● **Exercise objective**
Return all of the entries exactly, with nothing added or left out.

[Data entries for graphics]
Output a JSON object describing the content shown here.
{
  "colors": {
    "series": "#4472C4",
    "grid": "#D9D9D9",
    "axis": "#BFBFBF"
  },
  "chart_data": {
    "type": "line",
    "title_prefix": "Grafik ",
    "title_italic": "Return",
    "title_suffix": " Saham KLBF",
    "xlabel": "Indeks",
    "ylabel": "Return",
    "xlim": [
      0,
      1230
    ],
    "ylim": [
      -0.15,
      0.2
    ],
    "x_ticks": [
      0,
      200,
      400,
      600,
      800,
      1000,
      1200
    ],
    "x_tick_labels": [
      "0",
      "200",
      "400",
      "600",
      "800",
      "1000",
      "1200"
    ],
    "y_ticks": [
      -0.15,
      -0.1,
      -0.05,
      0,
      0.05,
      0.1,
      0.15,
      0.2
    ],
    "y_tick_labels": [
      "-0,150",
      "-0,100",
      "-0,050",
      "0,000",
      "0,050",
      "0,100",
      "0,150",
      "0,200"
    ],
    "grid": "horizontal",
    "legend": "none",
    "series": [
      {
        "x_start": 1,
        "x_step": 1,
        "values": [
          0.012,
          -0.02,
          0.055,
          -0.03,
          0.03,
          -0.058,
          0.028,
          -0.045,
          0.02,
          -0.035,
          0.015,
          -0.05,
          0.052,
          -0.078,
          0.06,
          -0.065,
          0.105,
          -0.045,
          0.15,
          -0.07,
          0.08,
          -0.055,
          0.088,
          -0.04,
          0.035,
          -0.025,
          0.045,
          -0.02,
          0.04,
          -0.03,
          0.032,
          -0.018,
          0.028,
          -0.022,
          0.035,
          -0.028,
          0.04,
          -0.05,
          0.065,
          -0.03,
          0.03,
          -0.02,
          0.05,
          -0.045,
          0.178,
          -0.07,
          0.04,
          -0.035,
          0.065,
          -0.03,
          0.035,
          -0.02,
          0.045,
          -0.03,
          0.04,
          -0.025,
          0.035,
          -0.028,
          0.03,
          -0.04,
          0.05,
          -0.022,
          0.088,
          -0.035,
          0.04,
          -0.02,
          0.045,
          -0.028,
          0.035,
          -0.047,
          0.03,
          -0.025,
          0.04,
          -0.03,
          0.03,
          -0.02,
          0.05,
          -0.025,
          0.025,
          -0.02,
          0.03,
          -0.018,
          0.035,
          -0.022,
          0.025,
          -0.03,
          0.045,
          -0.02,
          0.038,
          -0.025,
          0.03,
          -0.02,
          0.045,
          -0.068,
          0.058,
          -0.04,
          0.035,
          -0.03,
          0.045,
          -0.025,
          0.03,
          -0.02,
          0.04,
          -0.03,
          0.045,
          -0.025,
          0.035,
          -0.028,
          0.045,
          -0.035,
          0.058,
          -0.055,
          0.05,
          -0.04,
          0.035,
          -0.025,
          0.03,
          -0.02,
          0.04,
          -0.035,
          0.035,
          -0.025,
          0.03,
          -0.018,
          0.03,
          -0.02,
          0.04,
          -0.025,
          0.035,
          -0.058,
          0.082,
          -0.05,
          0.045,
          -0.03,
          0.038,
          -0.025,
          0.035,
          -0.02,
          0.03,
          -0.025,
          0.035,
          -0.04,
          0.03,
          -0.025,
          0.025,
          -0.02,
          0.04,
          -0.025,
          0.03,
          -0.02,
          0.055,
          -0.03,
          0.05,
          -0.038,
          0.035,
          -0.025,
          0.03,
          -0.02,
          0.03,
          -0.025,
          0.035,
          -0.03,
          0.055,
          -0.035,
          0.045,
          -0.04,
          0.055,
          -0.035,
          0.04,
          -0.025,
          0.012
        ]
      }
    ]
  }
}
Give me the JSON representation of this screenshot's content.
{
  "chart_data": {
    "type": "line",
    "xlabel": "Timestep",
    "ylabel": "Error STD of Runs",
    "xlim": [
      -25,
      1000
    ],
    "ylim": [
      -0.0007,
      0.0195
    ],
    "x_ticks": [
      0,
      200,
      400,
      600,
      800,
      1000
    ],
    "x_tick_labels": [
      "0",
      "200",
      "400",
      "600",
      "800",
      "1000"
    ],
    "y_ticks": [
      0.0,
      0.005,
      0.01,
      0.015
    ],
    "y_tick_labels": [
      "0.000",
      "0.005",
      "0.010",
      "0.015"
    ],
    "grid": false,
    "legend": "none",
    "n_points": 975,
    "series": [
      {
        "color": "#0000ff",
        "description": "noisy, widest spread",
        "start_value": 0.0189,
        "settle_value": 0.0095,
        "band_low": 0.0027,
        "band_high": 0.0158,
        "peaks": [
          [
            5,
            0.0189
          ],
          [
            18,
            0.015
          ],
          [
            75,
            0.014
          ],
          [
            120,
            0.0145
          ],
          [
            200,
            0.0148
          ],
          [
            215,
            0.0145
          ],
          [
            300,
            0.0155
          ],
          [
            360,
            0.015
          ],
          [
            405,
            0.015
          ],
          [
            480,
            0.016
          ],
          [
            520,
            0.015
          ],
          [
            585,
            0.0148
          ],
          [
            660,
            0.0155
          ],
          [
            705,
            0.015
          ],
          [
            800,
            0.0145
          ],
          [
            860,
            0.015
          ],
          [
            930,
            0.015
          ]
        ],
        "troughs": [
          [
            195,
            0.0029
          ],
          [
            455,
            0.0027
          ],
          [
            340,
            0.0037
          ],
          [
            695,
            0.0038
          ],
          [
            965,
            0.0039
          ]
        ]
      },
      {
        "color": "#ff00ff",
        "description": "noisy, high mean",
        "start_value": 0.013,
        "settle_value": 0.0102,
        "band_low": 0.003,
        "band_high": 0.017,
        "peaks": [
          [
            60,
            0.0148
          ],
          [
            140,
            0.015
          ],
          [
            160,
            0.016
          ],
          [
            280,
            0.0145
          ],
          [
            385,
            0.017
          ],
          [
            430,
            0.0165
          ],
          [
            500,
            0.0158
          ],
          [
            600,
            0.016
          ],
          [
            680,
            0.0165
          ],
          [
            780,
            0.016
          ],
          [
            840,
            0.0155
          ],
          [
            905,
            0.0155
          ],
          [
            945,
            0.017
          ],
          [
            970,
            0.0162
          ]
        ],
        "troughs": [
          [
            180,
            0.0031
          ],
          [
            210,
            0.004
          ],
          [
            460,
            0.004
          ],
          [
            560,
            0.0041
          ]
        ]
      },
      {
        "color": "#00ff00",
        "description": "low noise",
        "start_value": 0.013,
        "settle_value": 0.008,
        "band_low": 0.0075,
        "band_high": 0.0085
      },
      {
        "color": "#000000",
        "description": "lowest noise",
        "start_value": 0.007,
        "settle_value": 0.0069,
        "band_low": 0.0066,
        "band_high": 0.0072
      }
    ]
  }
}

● **Response**
Output a JSON object describing the content shown here.
{
  "colors": {
    "series": "#4472C4",
    "grid": "#D9D9D9",
    "axis": "#BFBFBF"
  },
  "chart_data": {
    "type": "line",
    "title_prefix": "Grafik ",
    "title_italic": "Return",
    "title_suffix": " Saham KLBF",
    "xlabel": "Indeks",
    "ylabel": "Return",
    "xlim": [
      0,
      1230
    ],
    "ylim": [
      -0.15,
      0.2
    ],
    "x_ticks": [
      0,
      200,
      400,
      600,
      800,
      1000,
      1200
    ],
    "x_tick_labels": [
      "0",
      "200",
      "400",
      "600",
      "800",
      "1000",
      "1200"
    ],
    "y_ticks": [
      -0.15,
      -0.1,
      -0.05,
      0,
      0.05,
      0.1,
      0.15,
      0.2
    ],
    "y_tick_labels": [
      "-0,150",
      "-0,100",
      "-0,050",
      "0,000",
      "0,050",
      "0,100",
      "0,150",
      "0,200"
    ],
    "grid": "horizontal",
    "legend": "none",
    "series": [
      {
        "x_start": 1,
        "x_step": 1,
        "values": [
          0.012,
          -0.02,
          0.055,
          -0.03,
          0.03,
          -0.058,
          0.028,
          -0.045,
          0.02,
          -0.035,
          0.015,
          -0.05,
          0.052,
          -0.078,
          0.06,
          -0.065,
          0.105,
          -0.045,
          0.15,
          -0.07,
          0.08,
          -0.055,
          0.088,
          -0.04,
          0.035,
          -0.025,
          0.045,
          -0.02,
          0.04,
          -0.03,
          0.032,
          -0.018,
          0.028,
          -0.022,
          0.035,
          -0.028,
          0.04,
          -0.05,
          0.065,
          -0.03,
          0.03,
          -0.02,
          0.05,
          -0.045,
          0.178,
          -0.07,
          0.04,
          -0.035,
          0.065,
          -0.03,
          0.035,
          -0.02,
          0.045,
          -0.03,
          0.04,
          -0.025,
          0.035,
          -0.028,
          0.03,
          -0.04,
          0.05,
          -0.022,
          0.088,
          -0.035,
          0.04,
          -0.02,
          0.045,
          -0.028,
          0.035,
          -0.047,
          0.03,
          -0.025,
          0.04,
          -0.03,
          0.03,
          -0.02,
          0.05,
          -0.025,
          0.025,
          -0.02,
          0.03,
          -0.018,
          0.035,
          -0.022,
          0.025,
          -0.03,
          0.045,
          -0.02,
          0.038,
          -0.025,
          0.03,
          -0.02,
          0.045,
          -0.068,
          0.058,
          -0.04,
          0.035,
          -0.03,
          0.045,
          -0.025,
          0.03,
          -0.02,
          0.04,
          -0.03,
          0.045,
          -0.025,
          0.035,
          -0.028,
          0.045,
          -0.035,
          0.058,
          -0.055,
          0.05,
          -0.04,
          0.035,
          -0.025,
          0.03,
          -0.02,
          0.04,
          -0.035,
          0.035,
          -0.025,
          0.03,
          -0.018,
          0.03,
          -0.02,
          0.04,
          -0.025,
          0.035,
          -0.058,
          0.082,
          -0.05,
          0.045,
          -0.03,
          0.038,
          -0.025,
          0.035,
          -0.02,
          0.03,
          -0.025,
          0.035,
          -0.04,
          0.03,
          -0.025,
          0.025,
          -0.02,
          0.04,
          -0.025,
          0.03,
          -0.02,
          0.055,
          -0.03,
          0.05,
          -0.038,
          0.035,
          -0.025,
          0.03,
          -0.02,
          0.03,
          -0.025,
          0.035,
          -0.03,
          0.055,
          -0.035,
          0.045,
          -0.04,
          0.055,
          -0.035,
          0.04,
          -0.025,
          0.012
        ]
      }
    ]
  }
}
Give me the JSON representation of this screenshot's content.
{
  "chart_data": {
    "type": "line",
    "xlabel": "Timestep",
    "ylabel": "Error STD of Runs",
    "xlim": [
      -25,
      1000
    ],
    "ylim": [
      -0.0007,
      0.0195
    ],
    "x_ticks": [
      0,
      200,
      400,
      600,
      800,
      1000
    ],
    "x_tick_labels": [
      "0",
      "200",
      "400",
      "600",
      "800",
      "1000"
    ],
    "y_ticks": [
      0.0,
      0.005,
      0.01,
      0.015
    ],
    "y_tick_labels": [
      "0.000",
      "0.005",
      "0.010",
      "0.015"
    ],
    "grid": false,
    "legend": "none",
    "n_points": 975,
    "series": [
      {
        "color": "#0000ff",
        "description": "noisy, widest spread",
        "start_value": 0.0189,
        "settle_value": 0.0095,
        "band_low": 0.0027,
        "band_high": 0.0158,
        "peaks": [
          [
            5,
            0.0189
          ],
          [
            18,
            0.015
          ],
          [
            75,
            0.014
          ],
          [
            120,
            0.0145
          ],
          [
            200,
            0.0148
          ],
          [
            215,
            0.0145
          ],
          [
            300,
            0.0155
          ],
          [
            360,
            0.015
          ],
          [
            405,
            0.015
          ],
          [
            480,
            0.016
          ],
          [
            520,
            0.015
          ],
          [
            585,
            0.0148
          ],
          [
            660,
            0.0155
          ],
          [
            705,
            0.015
          ],
          [
            800,
            0.0145
          ],
          [
            860,
            0.015
          ],
          [
            930,
            0.015
          ]
        ],
        "troughs": [
          [
            195,
            0.0029
          ],
          [
            455,
            0.0027
          ],
          [
            340,
            0.0037
          ],
          [
            695,
            0.0038
          ],
          [
            965,
            0.0039
          ]
        ]
      },
      {
        "color": "#ff00ff",
        "description": "noisy, high mean",
        "start_value": 0.013,
        "settle_value": 0.0102,
        "band_low": 0.003,
        "band_high": 0.017,
        "peaks": [
          [
            60,
            0.0148
          ],
          [
            140,
            0.015
          ],
          [
            160,
            0.016
          ],
          [
            280,
            0.0145
          ],
          [
            385,
            0.017
          ],
          [
            430,
            0.0165
          ],
          [
            500,
            0.0158
          ],
          [
            600,
            0.016
          ],
          [
            680,
            0.0165
          ],
          [
            780,
            0.016
          ],
          [
            840,
            0.0155
          ],
          [
            905,
            0.0155
          ],
          [
            945,
            0.017
          ],
          [
            970,
            0.0162
          ]
        ],
        "troughs": [
          [
            180,
            0.0031
          ],
          [
            210,
            0.004
          ],
          [
            460,
            0.004
          ],
          [
            560,
            0.0041
          ]
        ]
      },
      {
        "color": "#00ff00",
        "description": "low noise",
        "start_value": 0.013,
        "settle_value": 0.008,
        "band_low": 0.0075,
        "band_high": 0.0085
      },
      {
        "color": "#000000",
        "description": "lowest noise",
        "start_value": 0.007,
        "settle_value": 0.0069,
        "band_low": 0.0066,
        "band_high": 0.0072
      }
    ]
  }
}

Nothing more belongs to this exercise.